[START Data shown]

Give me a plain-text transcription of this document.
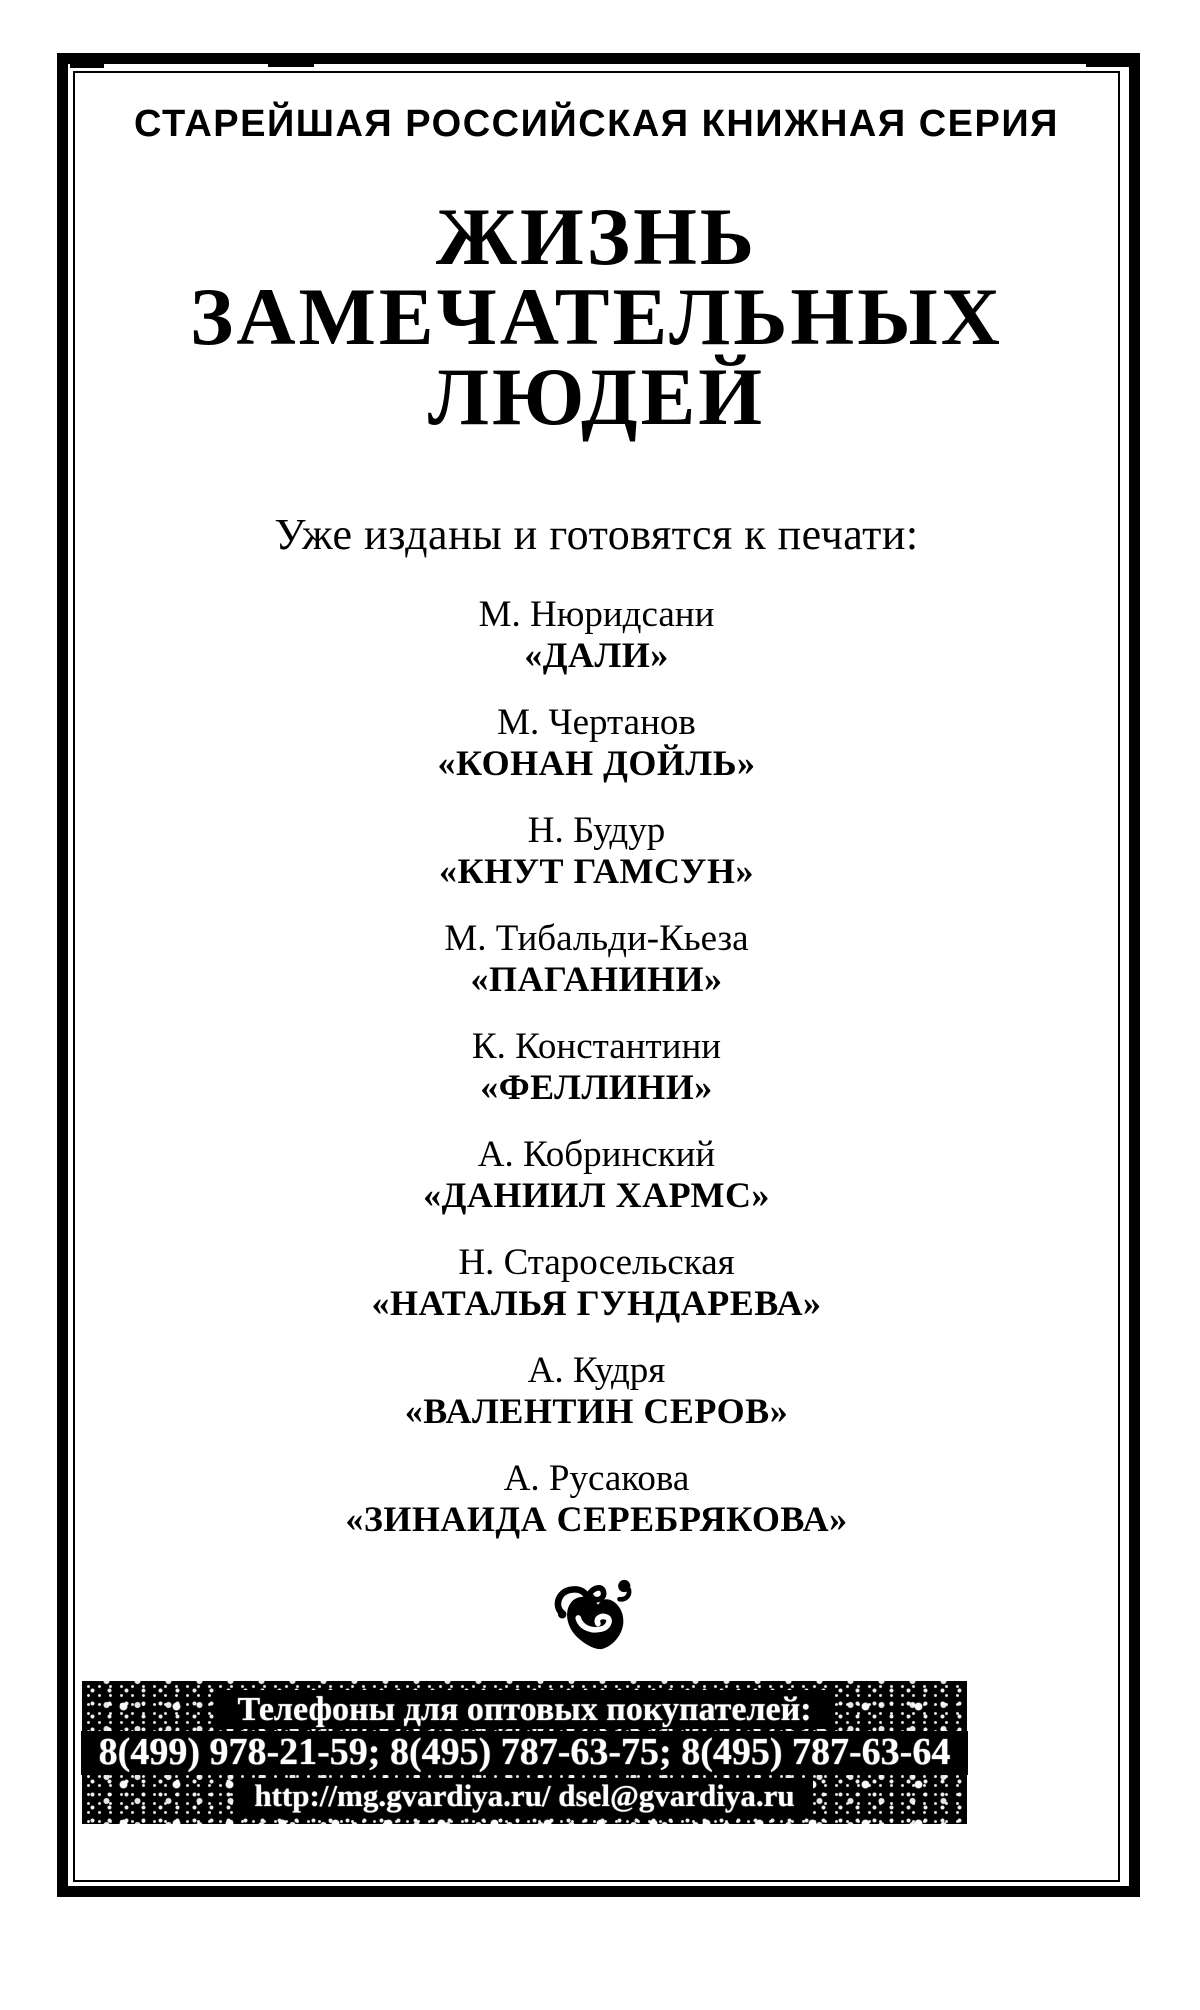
СТАРЕЙШАЯ РОССИЙСКАЯ КНИЖНАЯ СЕРИЯ
ЖИЗНЬ
ЗАМЕЧАТЕЛЬНЫХ
ЛЮДЕЙ
Уже изданы и готовятся к печати:
М. Нюридсани
«ДАЛИ»
М. Чертанов
«КОНАН ДОЙЛЬ»
Н. Будур
«КНУТ ГАМСУН»
М. Тибальди-Кьеза
«ПАГАНИНИ»
К. Константини
«ФЕЛЛИНИ»
А. Кобринский
«ДАНИИЛ ХАРМС»
Н. Старосельская
«НАТАЛЬЯ ГУНДАРЕВА»
А. Кудря
«ВАЛЕНТИН СЕРОВ»
А. Русакова
«ЗИНАИДА СЕРЕБРЯКОВА»
Телефоны для оптовых покупателей:
8(499) 978-21-59; 8(495) 787-63-75; 8(495) 787-63-64
http://mg.gvardiya.ru/ dsel@gvardiya.ru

[END Data shown]

* _The task_: Reproduce all entries without any change, and omit the pictures.

* _Result of this task_:
Give me a plain-text transcription of this document.
СТАРЕЙШАЯ РОССИЙСКАЯ КНИЖНАЯ СЕРИЯ
ЖИЗНЬ
ЗАМЕЧАТЕЛЬНЫХ
ЛЮДЕЙ
Уже изданы и готовятся к печати:
М. Нюридсани
«ДАЛИ»
М. Чертанов
«КОНАН ДОЙЛЬ»
Н. Будур
«КНУТ ГАМСУН»
М. Тибальди-Кьеза
«ПАГАНИНИ»
К. Константини
«ФЕЛЛИНИ»
А. Кобринский
«ДАНИИЛ ХАРМС»
Н. Старосельская
«НАТАЛЬЯ ГУНДАРЕВА»
А. Кудря
«ВАЛЕНТИН СЕРОВ»
А. Русакова
«ЗИНАИДА СЕРЕБРЯКОВА»
Телефоны для оптовых покупателей:
8(499) 978-21-59; 8(495) 787-63-75; 8(495) 787-63-64
http://mg.gvardiya.ru/ dsel@gvardiya.ru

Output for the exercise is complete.